## begin

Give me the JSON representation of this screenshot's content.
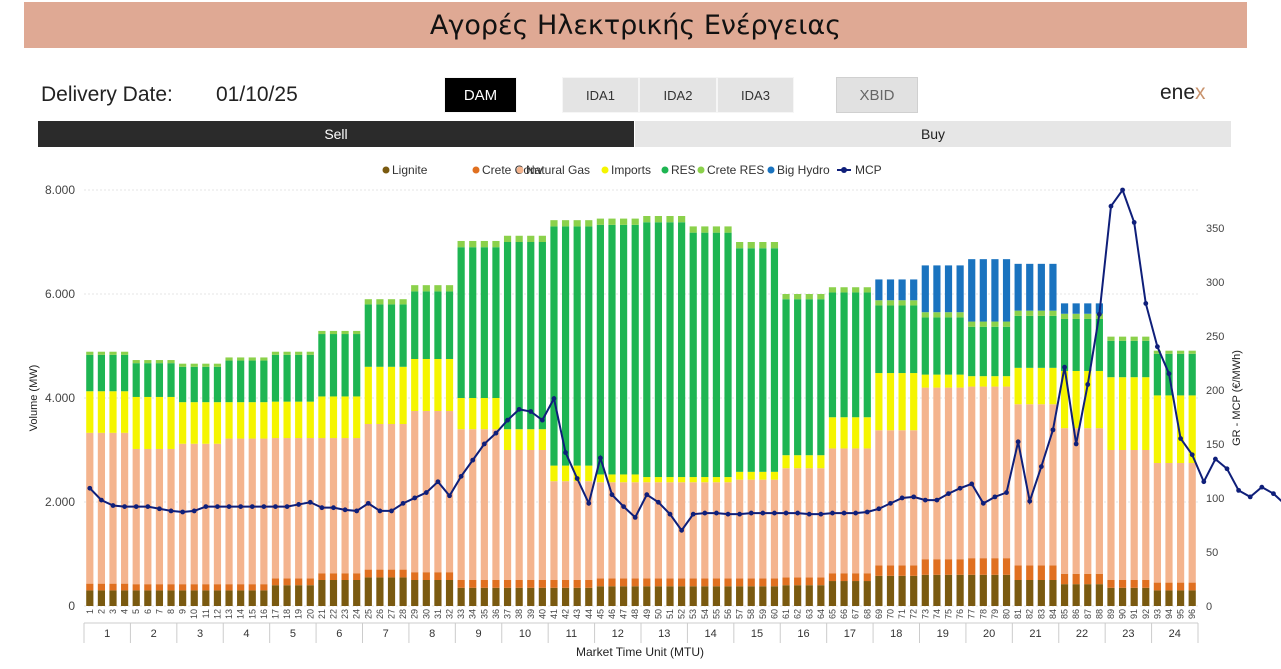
{
  "header": {
    "title": "Αγορές Ηλεκτρικής Ενέργειας"
  },
  "delivery": {
    "label": "Delivery Date:",
    "value": "01/10/25"
  },
  "market_buttons": [
    {
      "label": "DAM",
      "active": true
    },
    {
      "label": "IDA1",
      "active": false
    },
    {
      "label": "IDA2",
      "active": false
    },
    {
      "label": "IDA3",
      "active": false
    },
    {
      "label": "XBID",
      "active": false
    }
  ],
  "logo": {
    "text_a": "ene",
    "text_b": "x"
  },
  "tabs": {
    "sell": "Sell",
    "buy": "Buy"
  },
  "chart_data": {
    "type": "bar",
    "stacked": true,
    "xlabel": "Market Time Unit (MTU)",
    "ylabel": "Volume (MW)",
    "y2label": "GR - MCP (€/MWh)",
    "ylim": [
      0,
      8000
    ],
    "y2lim": [
      0,
      385
    ],
    "yticks": [
      "0",
      "2.000",
      "4.000",
      "6.000",
      "8.000"
    ],
    "y2ticks": [
      0,
      50,
      100,
      150,
      200,
      250,
      300,
      350
    ],
    "hours": [
      "1",
      "2",
      "3",
      "4",
      "5",
      "6",
      "7",
      "8",
      "9",
      "10",
      "11",
      "12",
      "13",
      "14",
      "15",
      "16",
      "17",
      "18",
      "19",
      "20",
      "21",
      "22",
      "23",
      "24"
    ],
    "legend": [
      {
        "name": "Lignite",
        "color": "#7a5a10"
      },
      {
        "name": "Crete Conv",
        "color": "#e07020"
      },
      {
        "name": "Natural Gas",
        "color": "#f4b48e"
      },
      {
        "name": "Imports",
        "color": "#f5f500"
      },
      {
        "name": "RES",
        "color": "#1eb552"
      },
      {
        "name": "Crete RES",
        "color": "#8bd14b"
      },
      {
        "name": "Big Hydro",
        "color": "#1a73bf"
      },
      {
        "name": "MCP",
        "color": "#0f1f7a"
      }
    ],
    "hourly": {
      "lignite": [
        300,
        300,
        300,
        300,
        400,
        500,
        550,
        500,
        350,
        350,
        350,
        380,
        380,
        380,
        380,
        400,
        480,
        580,
        600,
        600,
        500,
        420,
        350,
        300
      ],
      "crete_conv": [
        130,
        120,
        120,
        120,
        130,
        130,
        150,
        150,
        150,
        150,
        150,
        150,
        150,
        150,
        150,
        150,
        150,
        200,
        300,
        320,
        280,
        200,
        150,
        150
      ],
      "natural_gas": [
        2900,
        2600,
        2700,
        2800,
        2700,
        2600,
        2800,
        3100,
        2900,
        2500,
        1900,
        1850,
        1850,
        1850,
        1900,
        2100,
        2400,
        2600,
        3300,
        3300,
        3100,
        2800,
        2500,
        2300
      ],
      "imports": [
        800,
        1000,
        800,
        700,
        700,
        800,
        1100,
        1000,
        600,
        400,
        300,
        150,
        100,
        100,
        150,
        250,
        600,
        1100,
        250,
        200,
        700,
        1100,
        1400,
        1300
      ],
      "res": [
        700,
        650,
        680,
        800,
        900,
        1200,
        1200,
        1300,
        2900,
        3600,
        4600,
        4800,
        4900,
        4700,
        4300,
        3000,
        2400,
        1300,
        1100,
        950,
        1000,
        1000,
        700,
        800
      ],
      "crete_res": [
        60,
        60,
        60,
        60,
        60,
        60,
        100,
        120,
        120,
        120,
        120,
        120,
        120,
        120,
        120,
        100,
        100,
        100,
        100,
        100,
        100,
        100,
        80,
        60
      ],
      "big_hydro": [
        0,
        0,
        0,
        0,
        0,
        0,
        0,
        0,
        0,
        0,
        0,
        0,
        0,
        0,
        0,
        0,
        0,
        400,
        900,
        1200,
        900,
        200,
        0,
        0
      ]
    },
    "mcp": [
      109,
      98,
      93,
      92,
      92,
      92,
      90,
      88,
      87,
      88,
      92,
      92,
      92,
      92,
      92,
      92,
      92,
      92,
      94,
      96,
      91,
      91,
      89,
      88,
      95,
      88,
      88,
      95,
      100,
      105,
      115,
      102,
      120,
      135,
      150,
      160,
      172,
      182,
      180,
      172,
      192,
      142,
      118,
      95,
      137,
      103,
      92,
      82,
      103,
      96,
      85,
      70,
      85,
      86,
      86,
      85,
      85,
      86,
      86,
      86,
      86,
      86,
      85,
      85,
      86,
      86,
      86,
      87,
      90,
      95,
      100,
      101,
      98,
      98,
      104,
      109,
      113,
      95,
      101,
      105,
      152,
      97,
      129,
      163,
      221,
      150,
      205,
      270,
      370,
      385,
      355,
      280,
      240,
      215,
      155,
      140,
      115,
      136,
      127,
      107,
      101,
      110,
      104,
      94,
      88,
      95,
      93,
      92,
      88,
      86
    ]
  }
}
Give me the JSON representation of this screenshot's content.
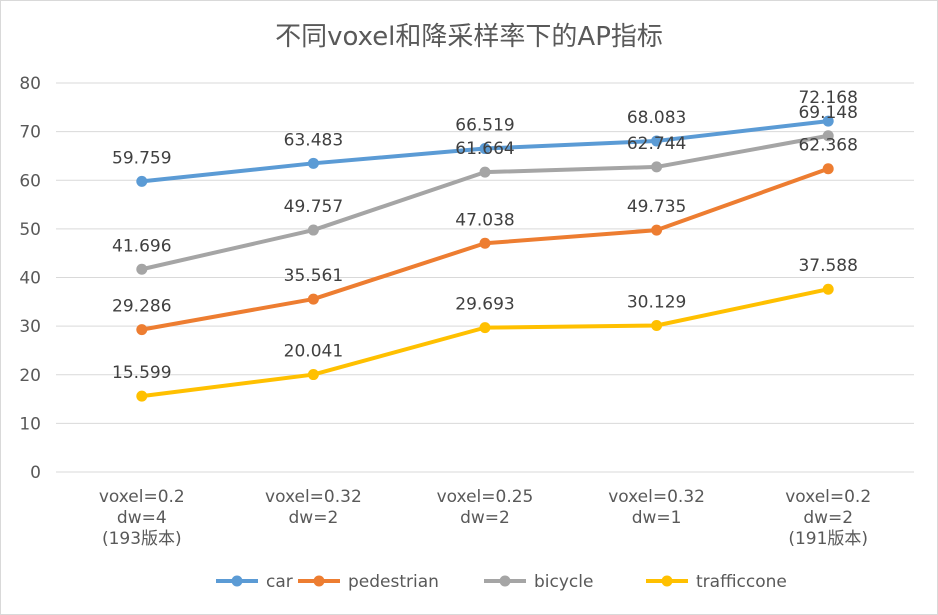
{
  "chart_data": {
    "type": "line",
    "title": "不同voxel和降采样率下的AP指标",
    "xlabel": "",
    "ylabel": "",
    "ylim": [
      0,
      80
    ],
    "yticks": [
      0,
      10,
      20,
      30,
      40,
      50,
      60,
      70,
      80
    ],
    "grid": true,
    "legend_position": "bottom",
    "categories": [
      [
        "voxel=0.2",
        "dw=4",
        "(193版本)"
      ],
      [
        "voxel=0.32",
        "dw=2"
      ],
      [
        "voxel=0.25",
        "dw=2"
      ],
      [
        "voxel=0.32",
        "dw=1"
      ],
      [
        "voxel=0.2",
        "dw=2",
        "(191版本)"
      ]
    ],
    "series": [
      {
        "name": "car",
        "color": "#5b9bd5",
        "values": [
          59.759,
          63.483,
          66.519,
          68.083,
          72.168
        ],
        "labels": [
          "59.759",
          "63.483",
          "66.519",
          "68.083",
          "72.168"
        ]
      },
      {
        "name": "pedestrian",
        "color": "#ed7d31",
        "values": [
          29.286,
          35.561,
          47.038,
          49.735,
          62.368
        ],
        "labels": [
          "29.286",
          "35.561",
          "47.038",
          "49.735",
          "62.368"
        ]
      },
      {
        "name": "bicycle",
        "color": "#a5a5a5",
        "values": [
          41.696,
          49.757,
          61.664,
          62.744,
          69.148
        ],
        "labels": [
          "41.696",
          "49.757",
          "61.664",
          "62.744",
          "69.148"
        ]
      },
      {
        "name": "trafficcone",
        "color": "#ffc000",
        "values": [
          15.599,
          20.041,
          29.693,
          30.129,
          37.588
        ],
        "labels": [
          "15.599",
          "20.041",
          "29.693",
          "30.129",
          "37.588"
        ]
      }
    ]
  }
}
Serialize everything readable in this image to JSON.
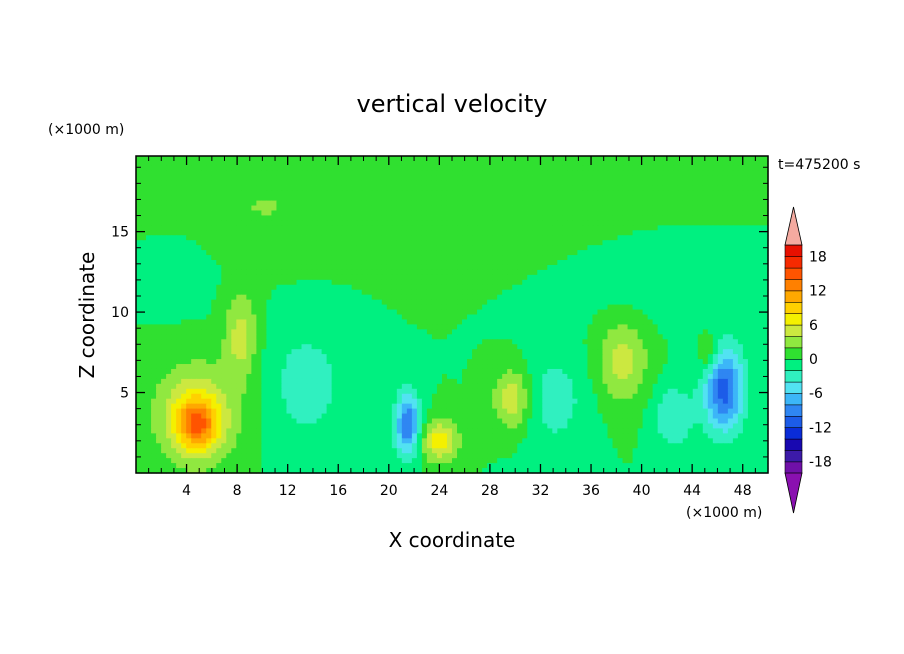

## end

#### Problem description:
From the material above, reproduce everything verbatim except the pictures.

#### The result:
Give me the JSON representation of this screenshot's content.
{
  "header": {
    "title": "Αγορές Ηλεκτρικής Ενέργειας"
  },
  "delivery": {
    "label": "Delivery Date:",
    "value": "01/10/25"
  },
  "market_buttons": [
    {
      "label": "DAM",
      "active": true
    },
    {
      "label": "IDA1",
      "active": false
    },
    {
      "label": "IDA2",
      "active": false
    },
    {
      "label": "IDA3",
      "active": false
    },
    {
      "label": "XBID",
      "active": false
    }
  ],
  "logo": {
    "text_a": "ene",
    "text_b": "x"
  },
  "tabs": {
    "sell": "Sell",
    "buy": "Buy"
  },
  "chart_data": {
    "type": "bar",
    "stacked": true,
    "xlabel": "Market Time Unit (MTU)",
    "ylabel": "Volume (MW)",
    "y2label": "GR - MCP (€/MWh)",
    "ylim": [
      0,
      8000
    ],
    "y2lim": [
      0,
      385
    ],
    "yticks": [
      "0",
      "2.000",
      "4.000",
      "6.000",
      "8.000"
    ],
    "y2ticks": [
      0,
      50,
      100,
      150,
      200,
      250,
      300,
      350
    ],
    "hours": [
      "1",
      "2",
      "3",
      "4",
      "5",
      "6",
      "7",
      "8",
      "9",
      "10",
      "11",
      "12",
      "13",
      "14",
      "15",
      "16",
      "17",
      "18",
      "19",
      "20",
      "21",
      "22",
      "23",
      "24"
    ],
    "legend": [
      {
        "name": "Lignite",
        "color": "#7a5a10"
      },
      {
        "name": "Crete Conv",
        "color": "#e07020"
      },
      {
        "name": "Natural Gas",
        "color": "#f4b48e"
      },
      {
        "name": "Imports",
        "color": "#f5f500"
      },
      {
        "name": "RES",
        "color": "#1eb552"
      },
      {
        "name": "Crete RES",
        "color": "#8bd14b"
      },
      {
        "name": "Big Hydro",
        "color": "#1a73bf"
      },
      {
        "name": "MCP",
        "color": "#0f1f7a"
      }
    ],
    "hourly": {
      "lignite": [
        300,
        300,
        300,
        300,
        400,
        500,
        550,
        500,
        350,
        350,
        350,
        380,
        380,
        380,
        380,
        400,
        480,
        580,
        600,
        600,
        500,
        420,
        350,
        300
      ],
      "crete_conv": [
        130,
        120,
        120,
        120,
        130,
        130,
        150,
        150,
        150,
        150,
        150,
        150,
        150,
        150,
        150,
        150,
        150,
        200,
        300,
        320,
        280,
        200,
        150,
        150
      ],
      "natural_gas": [
        2900,
        2600,
        2700,
        2800,
        2700,
        2600,
        2800,
        3100,
        2900,
        2500,
        1900,
        1850,
        1850,
        1850,
        1900,
        2100,
        2400,
        2600,
        3300,
        3300,
        3100,
        2800,
        2500,
        2300
      ],
      "imports": [
        800,
        1000,
        800,
        700,
        700,
        800,
        1100,
        1000,
        600,
        400,
        300,
        150,
        100,
        100,
        150,
        250,
        600,
        1100,
        250,
        200,
        700,
        1100,
        1400,
        1300
      ],
      "res": [
        700,
        650,
        680,
        800,
        900,
        1200,
        1200,
        1300,
        2900,
        3600,
        4600,
        4800,
        4900,
        4700,
        4300,
        3000,
        2400,
        1300,
        1100,
        950,
        1000,
        1000,
        700,
        800
      ],
      "crete_res": [
        60,
        60,
        60,
        60,
        60,
        60,
        100,
        120,
        120,
        120,
        120,
        120,
        120,
        120,
        120,
        100,
        100,
        100,
        100,
        100,
        100,
        100,
        80,
        60
      ],
      "big_hydro": [
        0,
        0,
        0,
        0,
        0,
        0,
        0,
        0,
        0,
        0,
        0,
        0,
        0,
        0,
        0,
        0,
        0,
        400,
        900,
        1200,
        900,
        200,
        0,
        0
      ]
    },
    "mcp": [
      109,
      98,
      93,
      92,
      92,
      92,
      90,
      88,
      87,
      88,
      92,
      92,
      92,
      92,
      92,
      92,
      92,
      92,
      94,
      96,
      91,
      91,
      89,
      88,
      95,
      88,
      88,
      95,
      100,
      105,
      115,
      102,
      120,
      135,
      150,
      160,
      172,
      182,
      180,
      172,
      192,
      142,
      118,
      95,
      137,
      103,
      92,
      82,
      103,
      96,
      85,
      70,
      85,
      86,
      86,
      85,
      85,
      86,
      86,
      86,
      86,
      86,
      85,
      85,
      86,
      86,
      86,
      87,
      90,
      95,
      100,
      101,
      98,
      98,
      104,
      109,
      113,
      95,
      101,
      105,
      152,
      97,
      129,
      163,
      221,
      150,
      205,
      270,
      370,
      385,
      355,
      280,
      240,
      215,
      155,
      140,
      115,
      136,
      127,
      107,
      101,
      110,
      104,
      94,
      88,
      95,
      93,
      92,
      88,
      86
    ]
  }
}
Give me the JSON representation of this screenshot's content.
{
  "chart_data": {
    "type": "line",
    "title": "不同voxel和降采样率下的AP指标",
    "xlabel": "",
    "ylabel": "",
    "ylim": [
      0,
      80
    ],
    "yticks": [
      0,
      10,
      20,
      30,
      40,
      50,
      60,
      70,
      80
    ],
    "grid": true,
    "legend_position": "bottom",
    "categories": [
      [
        "voxel=0.2",
        "dw=4",
        "(193版本)"
      ],
      [
        "voxel=0.32",
        "dw=2"
      ],
      [
        "voxel=0.25",
        "dw=2"
      ],
      [
        "voxel=0.32",
        "dw=1"
      ],
      [
        "voxel=0.2",
        "dw=2",
        "(191版本)"
      ]
    ],
    "series": [
      {
        "name": "car",
        "color": "#5b9bd5",
        "values": [
          59.759,
          63.483,
          66.519,
          68.083,
          72.168
        ],
        "labels": [
          "59.759",
          "63.483",
          "66.519",
          "68.083",
          "72.168"
        ]
      },
      {
        "name": "pedestrian",
        "color": "#ed7d31",
        "values": [
          29.286,
          35.561,
          47.038,
          49.735,
          62.368
        ],
        "labels": [
          "29.286",
          "35.561",
          "47.038",
          "49.735",
          "62.368"
        ]
      },
      {
        "name": "bicycle",
        "color": "#a5a5a5",
        "values": [
          41.696,
          49.757,
          61.664,
          62.744,
          69.148
        ],
        "labels": [
          "41.696",
          "49.757",
          "61.664",
          "62.744",
          "69.148"
        ]
      },
      {
        "name": "trafficcone",
        "color": "#ffc000",
        "values": [
          15.599,
          20.041,
          29.693,
          30.129,
          37.588
        ],
        "labels": [
          "15.599",
          "20.041",
          "29.693",
          "30.129",
          "37.588"
        ]
      }
    ]
  }
}
Serialize everything readable in this image to JSON.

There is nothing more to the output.